*YOUR GOAL*.
Resume the passage on paternity D.N.A. testing, starting immediately after its final sentence.
-------- EXERCISE PASSAGE
Paternity D.N.A. Testing
Yes, when the mother is Jewish and married to a Jewish man, the courts will almost certainly not suggest /order D.N.A. testing to establish paternity, for fear of tainting the child with being illegitimate , or a Bastard (‘mamzer’). In Jewish law a child born out of a prohibited relationship – such as that of a married woman with a man other than her husband – has the inferior status of a ‘mamzer.’ Even if the mother is Jewish and married to a non-Jew , where the risk of illegitimacy does not arise, the courts will probably still be reluctant to allow D.N.A. testing to establish paternity to avoid the risk of the child losing a ‘psychological’ father should the results reveal no biological link.
In contrast, where the mother is single, and the alleged father is either single or married , there is no inbuilt bias against paternity testing . However , where the alleged father objects to D.N.A. testing, the court can regard him as concealing evidence . His refusal to undergo testing can be used against him and the court can give a judgment declaring him to be the father even though he has not taken the test.

Can a paternity test be made on an foetus ?

Paternity D.N.A. Testing
Yes, although this is exceptional, and permission and testing is usually applied for after the birth of the child. In February 2004 Haifa Family Court gave permission for genetic testing to establish paternity of a foetus which was over six months old.
----------------
-------- AVAILABLE DATA
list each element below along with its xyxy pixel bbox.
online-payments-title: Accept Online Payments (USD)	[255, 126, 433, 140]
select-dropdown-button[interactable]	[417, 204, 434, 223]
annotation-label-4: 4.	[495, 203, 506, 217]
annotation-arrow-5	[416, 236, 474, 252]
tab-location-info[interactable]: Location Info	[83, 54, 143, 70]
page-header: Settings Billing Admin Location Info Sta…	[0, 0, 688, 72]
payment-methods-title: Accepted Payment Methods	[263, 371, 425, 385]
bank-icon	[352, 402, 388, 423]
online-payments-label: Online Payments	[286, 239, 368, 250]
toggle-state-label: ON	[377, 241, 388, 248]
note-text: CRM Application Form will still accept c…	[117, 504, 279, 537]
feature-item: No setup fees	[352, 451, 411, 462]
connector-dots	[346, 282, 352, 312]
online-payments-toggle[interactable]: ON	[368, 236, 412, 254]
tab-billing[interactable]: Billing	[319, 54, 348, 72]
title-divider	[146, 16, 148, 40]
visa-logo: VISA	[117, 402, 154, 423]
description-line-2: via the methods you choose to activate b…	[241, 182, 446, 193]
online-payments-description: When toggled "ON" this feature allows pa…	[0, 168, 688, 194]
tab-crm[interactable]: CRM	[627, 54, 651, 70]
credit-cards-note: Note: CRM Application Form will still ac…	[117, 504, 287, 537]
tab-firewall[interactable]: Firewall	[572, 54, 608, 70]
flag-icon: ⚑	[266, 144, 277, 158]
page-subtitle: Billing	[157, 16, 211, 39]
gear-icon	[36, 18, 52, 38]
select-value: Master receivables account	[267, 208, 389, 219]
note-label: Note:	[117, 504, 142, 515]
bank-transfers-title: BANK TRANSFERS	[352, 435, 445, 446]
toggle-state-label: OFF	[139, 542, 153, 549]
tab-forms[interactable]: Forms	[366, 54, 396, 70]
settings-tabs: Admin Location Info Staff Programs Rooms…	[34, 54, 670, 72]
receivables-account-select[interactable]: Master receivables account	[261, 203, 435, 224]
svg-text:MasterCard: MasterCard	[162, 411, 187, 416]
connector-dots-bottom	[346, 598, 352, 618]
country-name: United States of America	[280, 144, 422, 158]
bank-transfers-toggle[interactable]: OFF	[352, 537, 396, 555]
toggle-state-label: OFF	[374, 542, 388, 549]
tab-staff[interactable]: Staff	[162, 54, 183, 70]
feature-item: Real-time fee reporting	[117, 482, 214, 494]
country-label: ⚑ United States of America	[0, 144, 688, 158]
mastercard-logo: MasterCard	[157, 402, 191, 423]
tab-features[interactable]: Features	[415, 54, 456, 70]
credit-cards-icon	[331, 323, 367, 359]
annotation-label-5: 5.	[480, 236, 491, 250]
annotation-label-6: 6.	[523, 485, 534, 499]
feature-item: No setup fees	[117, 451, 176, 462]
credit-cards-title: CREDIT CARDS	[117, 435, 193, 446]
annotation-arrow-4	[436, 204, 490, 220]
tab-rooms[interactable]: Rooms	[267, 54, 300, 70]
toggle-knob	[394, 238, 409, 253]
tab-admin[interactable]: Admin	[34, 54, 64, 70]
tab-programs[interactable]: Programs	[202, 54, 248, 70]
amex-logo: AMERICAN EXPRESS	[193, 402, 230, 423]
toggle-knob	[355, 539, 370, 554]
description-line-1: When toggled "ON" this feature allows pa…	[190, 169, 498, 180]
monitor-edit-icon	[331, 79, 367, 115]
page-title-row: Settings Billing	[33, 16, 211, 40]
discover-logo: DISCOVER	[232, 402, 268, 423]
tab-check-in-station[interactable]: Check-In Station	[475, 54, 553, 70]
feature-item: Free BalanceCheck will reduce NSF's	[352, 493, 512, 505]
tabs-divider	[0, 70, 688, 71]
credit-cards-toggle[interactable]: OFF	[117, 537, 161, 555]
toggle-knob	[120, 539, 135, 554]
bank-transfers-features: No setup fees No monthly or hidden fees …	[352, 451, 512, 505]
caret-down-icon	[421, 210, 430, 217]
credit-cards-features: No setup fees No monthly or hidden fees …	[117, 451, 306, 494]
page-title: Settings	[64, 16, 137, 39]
----------------
*RESPONSE BOX*.
What steps should a person take if he/she thinks that there was something wrong in how genetic testing ordered by the family court was carried out ?

Paternity D.N.A. Testing
Where a party feels that there are serious flaws in how genetic testing was carried out and can back up his/her case, then an application can be made to the family court to order retesting . If the court checks out the accusations and finds that flaws did exist, it has discretion to refuse to accept the results of such tests and to order a retest at a different place.

Where the court orders genetic testing in family law proceedings do the parties have to attend at the same time , or can they avoid meeting ?

Paternity D.N.A. Testing
Practice procedures require that they attend at the same time so that they can identify one another. This forms an additional security measure to the requirement that the staff identify donors according to their identity cards.

Is there need for any prior permission to get D.N.A. testing done in Israel ?

Paternity D.N.A. Testing
Yes. The Genetic Information Act of 2000 states: “ Genetic Testing For Parenthood Will not take place unless according to an order of the Family Court.”

Is there any regulation of D.N.A. testing in Israel ?

Paternity D.N.A. Testing
Yes. The Genetic Information Act of 2000 regulates the whole issue of genetic testing. D.N.A. samples can only be taken and genetic testing can only take place if they conform to the conditions of the act.